**WHAT IS BEING ASKED:** Each line that holds the word "ASSET" is to be identified and copied.

* begin INFORMATION PROVIDED *

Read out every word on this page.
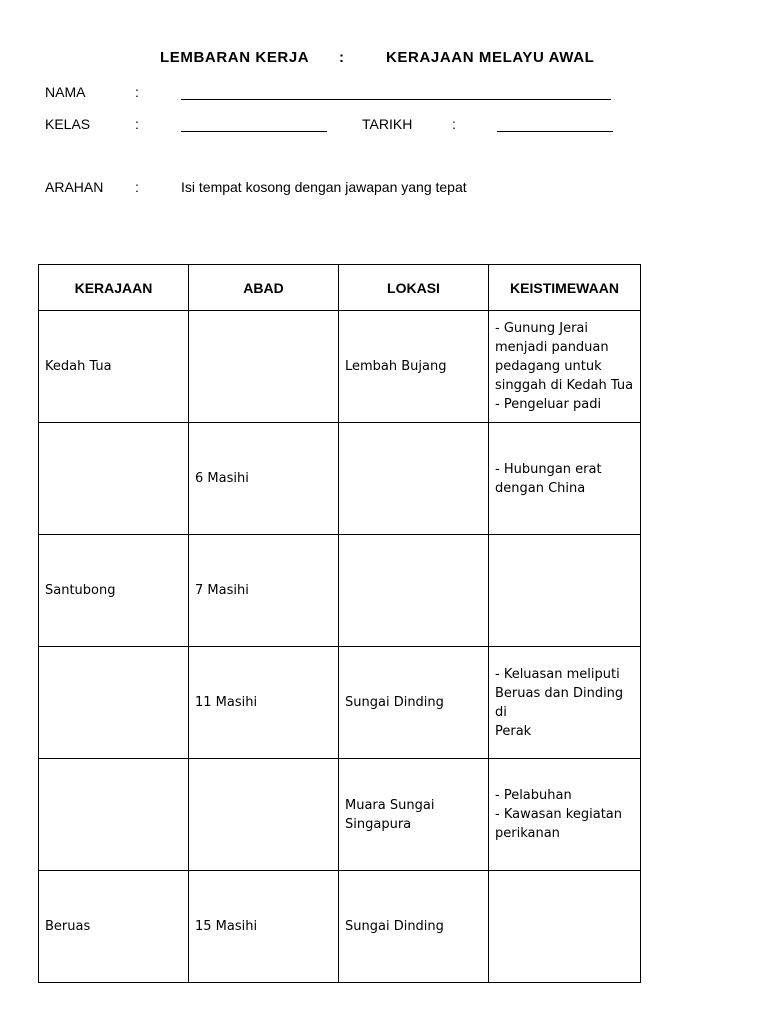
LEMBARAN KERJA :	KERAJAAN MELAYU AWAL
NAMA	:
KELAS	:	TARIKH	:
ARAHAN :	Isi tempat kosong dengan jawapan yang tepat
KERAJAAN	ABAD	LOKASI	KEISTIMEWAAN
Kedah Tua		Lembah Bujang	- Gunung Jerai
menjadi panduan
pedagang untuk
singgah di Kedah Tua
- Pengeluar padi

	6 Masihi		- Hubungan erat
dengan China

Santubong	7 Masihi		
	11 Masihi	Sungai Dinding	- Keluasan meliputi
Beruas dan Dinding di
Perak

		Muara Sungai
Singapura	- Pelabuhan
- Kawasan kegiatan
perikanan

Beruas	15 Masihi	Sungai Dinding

* end INFORMATION PROVIDED *
* begin INFORMATION PROVIDED *

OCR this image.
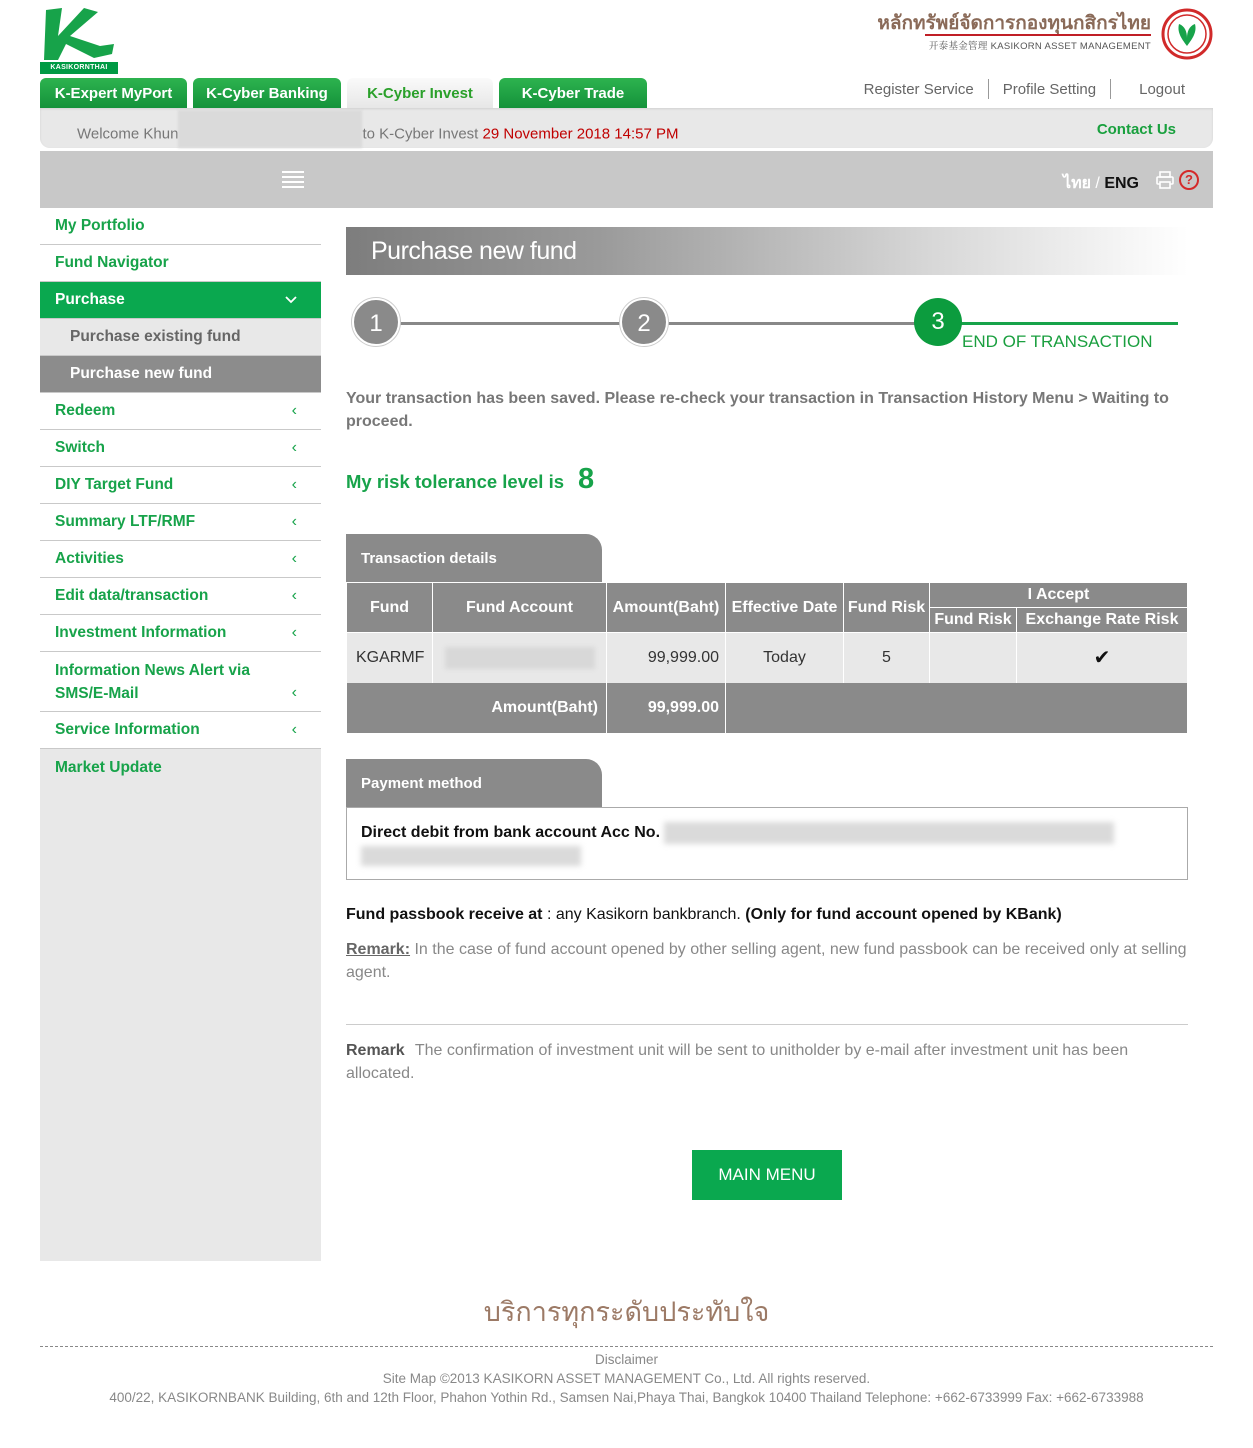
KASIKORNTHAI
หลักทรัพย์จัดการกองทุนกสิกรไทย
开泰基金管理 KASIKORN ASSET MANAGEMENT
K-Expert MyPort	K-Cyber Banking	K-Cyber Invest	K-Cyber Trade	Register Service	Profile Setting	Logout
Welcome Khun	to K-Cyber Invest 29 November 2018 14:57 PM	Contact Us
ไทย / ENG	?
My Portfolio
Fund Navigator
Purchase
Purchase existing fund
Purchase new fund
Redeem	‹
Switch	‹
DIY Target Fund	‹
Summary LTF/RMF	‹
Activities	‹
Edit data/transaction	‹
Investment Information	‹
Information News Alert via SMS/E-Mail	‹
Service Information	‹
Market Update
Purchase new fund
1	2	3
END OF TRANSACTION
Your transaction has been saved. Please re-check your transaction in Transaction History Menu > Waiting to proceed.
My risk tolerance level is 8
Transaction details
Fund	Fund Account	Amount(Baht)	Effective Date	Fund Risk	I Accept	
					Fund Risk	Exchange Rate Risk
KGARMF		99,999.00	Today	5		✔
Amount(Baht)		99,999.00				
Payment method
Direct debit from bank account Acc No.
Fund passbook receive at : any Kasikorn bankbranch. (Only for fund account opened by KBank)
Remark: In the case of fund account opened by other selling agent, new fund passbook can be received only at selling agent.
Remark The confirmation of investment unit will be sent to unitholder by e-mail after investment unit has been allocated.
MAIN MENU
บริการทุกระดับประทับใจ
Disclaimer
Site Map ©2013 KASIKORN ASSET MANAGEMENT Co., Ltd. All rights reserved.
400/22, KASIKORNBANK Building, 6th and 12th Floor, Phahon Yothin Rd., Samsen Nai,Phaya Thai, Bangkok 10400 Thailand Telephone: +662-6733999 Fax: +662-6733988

* end INFORMATION PROVIDED *

**EXERCISE OUTPUT:**
开泰基金管理 KASIKORN ASSET MANAGEMENT
Site Map ©2013 KASIKORN ASSET MANAGEMENT Co., Ltd. All rights reserved.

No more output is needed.